======== Data for this task

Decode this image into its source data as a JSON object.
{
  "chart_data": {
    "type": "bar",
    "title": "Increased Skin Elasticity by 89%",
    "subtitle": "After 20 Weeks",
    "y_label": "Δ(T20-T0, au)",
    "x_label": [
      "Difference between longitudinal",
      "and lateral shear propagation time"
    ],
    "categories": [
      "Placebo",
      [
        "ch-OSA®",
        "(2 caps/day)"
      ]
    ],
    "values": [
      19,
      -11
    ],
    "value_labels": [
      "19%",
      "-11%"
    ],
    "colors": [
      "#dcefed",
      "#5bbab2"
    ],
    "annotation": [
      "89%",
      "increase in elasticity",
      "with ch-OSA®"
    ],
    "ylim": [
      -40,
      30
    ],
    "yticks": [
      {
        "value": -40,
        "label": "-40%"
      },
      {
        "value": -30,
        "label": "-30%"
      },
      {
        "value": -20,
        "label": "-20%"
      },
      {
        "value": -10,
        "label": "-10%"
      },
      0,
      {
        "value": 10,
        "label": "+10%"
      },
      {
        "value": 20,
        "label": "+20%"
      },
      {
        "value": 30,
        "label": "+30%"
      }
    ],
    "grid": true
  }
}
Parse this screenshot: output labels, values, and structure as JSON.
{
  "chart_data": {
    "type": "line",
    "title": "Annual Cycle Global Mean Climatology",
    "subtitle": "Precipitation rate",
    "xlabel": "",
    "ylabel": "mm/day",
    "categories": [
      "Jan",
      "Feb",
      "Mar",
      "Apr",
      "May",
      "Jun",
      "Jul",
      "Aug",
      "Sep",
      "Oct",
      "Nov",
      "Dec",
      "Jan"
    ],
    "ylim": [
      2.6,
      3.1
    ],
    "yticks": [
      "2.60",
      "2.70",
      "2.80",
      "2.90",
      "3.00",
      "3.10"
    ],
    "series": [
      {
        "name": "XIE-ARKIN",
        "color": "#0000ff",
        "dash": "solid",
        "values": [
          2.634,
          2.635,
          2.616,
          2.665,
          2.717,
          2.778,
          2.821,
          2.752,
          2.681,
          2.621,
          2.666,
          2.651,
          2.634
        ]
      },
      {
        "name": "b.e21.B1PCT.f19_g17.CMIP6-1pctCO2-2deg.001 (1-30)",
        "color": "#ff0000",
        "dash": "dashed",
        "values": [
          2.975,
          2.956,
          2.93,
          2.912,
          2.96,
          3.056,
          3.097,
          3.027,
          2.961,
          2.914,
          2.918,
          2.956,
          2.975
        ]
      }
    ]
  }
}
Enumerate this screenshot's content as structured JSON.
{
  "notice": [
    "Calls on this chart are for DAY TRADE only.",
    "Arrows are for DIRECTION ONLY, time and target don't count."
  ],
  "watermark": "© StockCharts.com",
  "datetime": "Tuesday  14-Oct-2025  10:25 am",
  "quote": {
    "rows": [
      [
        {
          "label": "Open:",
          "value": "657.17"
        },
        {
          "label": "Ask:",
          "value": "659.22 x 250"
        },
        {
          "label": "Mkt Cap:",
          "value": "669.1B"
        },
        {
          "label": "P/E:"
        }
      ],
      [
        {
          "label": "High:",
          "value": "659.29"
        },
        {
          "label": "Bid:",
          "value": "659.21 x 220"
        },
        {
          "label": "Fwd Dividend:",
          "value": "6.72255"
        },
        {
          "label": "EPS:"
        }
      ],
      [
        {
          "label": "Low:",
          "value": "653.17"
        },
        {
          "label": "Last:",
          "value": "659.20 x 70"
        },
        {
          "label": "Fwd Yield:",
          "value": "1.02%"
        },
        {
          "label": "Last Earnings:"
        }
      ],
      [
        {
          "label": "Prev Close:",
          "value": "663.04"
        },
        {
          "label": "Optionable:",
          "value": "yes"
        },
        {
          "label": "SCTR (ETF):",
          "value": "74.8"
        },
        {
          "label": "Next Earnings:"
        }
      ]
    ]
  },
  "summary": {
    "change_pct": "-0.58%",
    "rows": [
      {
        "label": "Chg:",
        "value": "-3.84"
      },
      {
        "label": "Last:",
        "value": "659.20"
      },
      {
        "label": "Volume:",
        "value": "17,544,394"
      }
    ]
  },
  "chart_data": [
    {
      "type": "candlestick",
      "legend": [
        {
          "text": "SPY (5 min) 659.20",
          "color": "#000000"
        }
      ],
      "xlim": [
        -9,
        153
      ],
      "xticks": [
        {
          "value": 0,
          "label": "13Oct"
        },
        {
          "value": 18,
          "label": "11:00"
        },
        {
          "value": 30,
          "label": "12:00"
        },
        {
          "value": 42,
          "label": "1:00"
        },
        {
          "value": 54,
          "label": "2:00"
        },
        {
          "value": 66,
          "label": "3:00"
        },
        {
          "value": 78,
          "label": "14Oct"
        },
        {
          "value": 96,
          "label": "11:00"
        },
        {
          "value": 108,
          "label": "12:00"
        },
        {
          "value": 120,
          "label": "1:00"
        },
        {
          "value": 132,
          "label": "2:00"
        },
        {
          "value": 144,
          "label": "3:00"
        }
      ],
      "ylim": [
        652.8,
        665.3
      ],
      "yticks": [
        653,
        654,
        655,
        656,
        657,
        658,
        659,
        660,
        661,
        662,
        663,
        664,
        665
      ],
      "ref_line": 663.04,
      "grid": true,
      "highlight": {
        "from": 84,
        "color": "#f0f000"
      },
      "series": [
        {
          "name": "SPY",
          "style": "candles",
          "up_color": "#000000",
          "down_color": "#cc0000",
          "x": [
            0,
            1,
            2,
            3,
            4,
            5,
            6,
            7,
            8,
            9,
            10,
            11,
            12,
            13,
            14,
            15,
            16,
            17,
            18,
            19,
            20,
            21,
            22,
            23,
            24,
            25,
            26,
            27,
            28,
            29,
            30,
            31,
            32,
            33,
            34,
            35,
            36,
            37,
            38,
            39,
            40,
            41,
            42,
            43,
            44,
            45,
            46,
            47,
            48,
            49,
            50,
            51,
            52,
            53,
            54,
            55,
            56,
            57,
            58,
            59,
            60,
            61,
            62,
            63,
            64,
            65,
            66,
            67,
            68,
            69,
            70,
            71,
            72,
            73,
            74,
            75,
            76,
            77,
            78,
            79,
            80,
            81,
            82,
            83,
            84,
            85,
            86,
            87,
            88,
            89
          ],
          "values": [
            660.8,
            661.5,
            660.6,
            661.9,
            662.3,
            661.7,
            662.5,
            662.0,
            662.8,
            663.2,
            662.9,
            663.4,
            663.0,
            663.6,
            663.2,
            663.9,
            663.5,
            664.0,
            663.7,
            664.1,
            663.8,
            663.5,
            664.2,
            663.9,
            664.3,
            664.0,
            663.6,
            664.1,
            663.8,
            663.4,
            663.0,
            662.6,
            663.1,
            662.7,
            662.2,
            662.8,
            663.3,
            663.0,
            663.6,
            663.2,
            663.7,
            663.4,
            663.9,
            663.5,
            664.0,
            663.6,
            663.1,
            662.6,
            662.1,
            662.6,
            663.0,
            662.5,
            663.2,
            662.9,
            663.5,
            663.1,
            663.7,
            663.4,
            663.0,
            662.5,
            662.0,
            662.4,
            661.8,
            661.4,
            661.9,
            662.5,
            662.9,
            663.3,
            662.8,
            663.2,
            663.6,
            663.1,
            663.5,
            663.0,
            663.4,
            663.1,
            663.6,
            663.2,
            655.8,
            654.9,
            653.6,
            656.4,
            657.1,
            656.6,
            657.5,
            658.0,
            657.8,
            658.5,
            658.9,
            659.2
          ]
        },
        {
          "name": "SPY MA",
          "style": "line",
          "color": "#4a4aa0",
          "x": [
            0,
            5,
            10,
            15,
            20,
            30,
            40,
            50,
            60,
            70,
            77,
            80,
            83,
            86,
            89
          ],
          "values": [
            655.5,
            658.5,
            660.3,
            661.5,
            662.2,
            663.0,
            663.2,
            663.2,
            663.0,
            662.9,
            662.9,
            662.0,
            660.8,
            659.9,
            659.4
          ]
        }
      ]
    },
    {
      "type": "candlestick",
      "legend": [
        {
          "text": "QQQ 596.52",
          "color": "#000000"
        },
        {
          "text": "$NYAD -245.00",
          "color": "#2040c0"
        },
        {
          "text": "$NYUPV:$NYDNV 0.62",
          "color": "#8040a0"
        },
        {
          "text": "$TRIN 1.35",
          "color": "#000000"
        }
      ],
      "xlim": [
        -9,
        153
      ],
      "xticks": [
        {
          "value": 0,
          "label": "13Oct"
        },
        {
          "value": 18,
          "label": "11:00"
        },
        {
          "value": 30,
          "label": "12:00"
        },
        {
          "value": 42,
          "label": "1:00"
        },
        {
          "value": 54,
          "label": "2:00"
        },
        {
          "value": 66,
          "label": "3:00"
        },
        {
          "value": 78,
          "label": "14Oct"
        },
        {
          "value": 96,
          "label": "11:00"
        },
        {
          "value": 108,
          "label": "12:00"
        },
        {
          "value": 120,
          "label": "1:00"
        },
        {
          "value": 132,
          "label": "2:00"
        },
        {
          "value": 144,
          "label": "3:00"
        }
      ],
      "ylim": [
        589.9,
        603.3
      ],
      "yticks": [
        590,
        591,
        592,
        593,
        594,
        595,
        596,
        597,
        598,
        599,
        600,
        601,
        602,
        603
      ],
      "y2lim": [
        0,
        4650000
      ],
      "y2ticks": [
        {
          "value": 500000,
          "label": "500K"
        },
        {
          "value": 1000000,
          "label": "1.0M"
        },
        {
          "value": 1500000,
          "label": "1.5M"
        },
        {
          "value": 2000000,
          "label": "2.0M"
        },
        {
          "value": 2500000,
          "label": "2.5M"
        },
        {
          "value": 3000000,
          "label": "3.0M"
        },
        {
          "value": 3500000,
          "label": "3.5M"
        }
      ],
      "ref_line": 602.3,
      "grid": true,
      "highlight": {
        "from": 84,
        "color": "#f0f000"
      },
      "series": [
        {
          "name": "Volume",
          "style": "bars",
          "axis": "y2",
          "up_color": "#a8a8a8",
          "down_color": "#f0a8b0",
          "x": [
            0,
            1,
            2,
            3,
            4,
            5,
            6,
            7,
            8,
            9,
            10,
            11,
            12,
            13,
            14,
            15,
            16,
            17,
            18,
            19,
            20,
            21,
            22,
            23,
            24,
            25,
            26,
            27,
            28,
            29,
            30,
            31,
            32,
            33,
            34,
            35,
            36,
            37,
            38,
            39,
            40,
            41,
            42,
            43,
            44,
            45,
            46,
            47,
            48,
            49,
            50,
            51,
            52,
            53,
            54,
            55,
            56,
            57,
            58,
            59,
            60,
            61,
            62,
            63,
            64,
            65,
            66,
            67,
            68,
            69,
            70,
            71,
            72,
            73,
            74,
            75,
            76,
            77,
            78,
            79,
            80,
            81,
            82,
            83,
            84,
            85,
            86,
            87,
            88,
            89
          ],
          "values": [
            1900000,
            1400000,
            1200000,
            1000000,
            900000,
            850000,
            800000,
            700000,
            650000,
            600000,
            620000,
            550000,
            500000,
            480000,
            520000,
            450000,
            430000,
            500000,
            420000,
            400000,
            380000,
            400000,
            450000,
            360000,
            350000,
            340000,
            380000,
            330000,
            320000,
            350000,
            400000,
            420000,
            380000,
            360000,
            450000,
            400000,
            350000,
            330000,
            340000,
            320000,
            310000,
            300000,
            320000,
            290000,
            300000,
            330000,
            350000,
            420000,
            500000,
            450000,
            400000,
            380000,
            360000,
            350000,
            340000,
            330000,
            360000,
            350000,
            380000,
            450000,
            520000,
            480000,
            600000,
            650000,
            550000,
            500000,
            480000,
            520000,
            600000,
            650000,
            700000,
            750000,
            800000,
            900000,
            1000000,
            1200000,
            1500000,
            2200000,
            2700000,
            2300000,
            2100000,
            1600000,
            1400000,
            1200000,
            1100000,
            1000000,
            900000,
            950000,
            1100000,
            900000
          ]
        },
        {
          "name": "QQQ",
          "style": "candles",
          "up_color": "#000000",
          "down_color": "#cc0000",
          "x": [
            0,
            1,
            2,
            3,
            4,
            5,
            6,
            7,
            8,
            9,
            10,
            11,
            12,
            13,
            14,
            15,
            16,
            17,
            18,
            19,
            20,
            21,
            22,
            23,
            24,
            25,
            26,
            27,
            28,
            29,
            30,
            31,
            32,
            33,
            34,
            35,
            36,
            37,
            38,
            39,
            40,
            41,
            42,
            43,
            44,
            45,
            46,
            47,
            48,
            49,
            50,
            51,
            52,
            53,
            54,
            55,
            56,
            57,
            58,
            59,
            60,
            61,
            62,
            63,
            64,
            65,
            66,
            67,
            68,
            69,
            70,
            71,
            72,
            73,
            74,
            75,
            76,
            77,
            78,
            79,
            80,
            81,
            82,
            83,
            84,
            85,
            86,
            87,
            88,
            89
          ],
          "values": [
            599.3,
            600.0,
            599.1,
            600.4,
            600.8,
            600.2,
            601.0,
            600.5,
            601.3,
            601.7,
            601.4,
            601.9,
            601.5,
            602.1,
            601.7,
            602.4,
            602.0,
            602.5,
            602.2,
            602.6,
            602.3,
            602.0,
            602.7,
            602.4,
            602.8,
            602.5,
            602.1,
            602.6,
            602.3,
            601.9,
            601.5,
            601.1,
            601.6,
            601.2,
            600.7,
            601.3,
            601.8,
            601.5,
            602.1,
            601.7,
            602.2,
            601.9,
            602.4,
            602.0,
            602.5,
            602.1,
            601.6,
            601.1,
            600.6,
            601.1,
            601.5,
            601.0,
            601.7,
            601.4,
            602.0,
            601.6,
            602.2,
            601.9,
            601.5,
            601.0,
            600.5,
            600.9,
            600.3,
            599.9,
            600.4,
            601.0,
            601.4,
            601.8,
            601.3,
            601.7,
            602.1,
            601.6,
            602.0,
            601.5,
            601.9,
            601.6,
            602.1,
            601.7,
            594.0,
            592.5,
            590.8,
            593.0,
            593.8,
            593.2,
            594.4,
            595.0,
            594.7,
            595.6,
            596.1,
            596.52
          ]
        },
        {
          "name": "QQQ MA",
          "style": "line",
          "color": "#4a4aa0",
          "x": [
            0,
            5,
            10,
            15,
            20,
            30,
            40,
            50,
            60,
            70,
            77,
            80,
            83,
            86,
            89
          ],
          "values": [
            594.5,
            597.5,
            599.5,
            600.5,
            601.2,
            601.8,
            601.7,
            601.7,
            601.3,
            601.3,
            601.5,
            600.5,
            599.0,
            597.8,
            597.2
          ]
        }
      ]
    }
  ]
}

================

* Instruction *
State the count of lines that contain the string "Earnings". Nothing else is needed.

* Output for this exercise *
2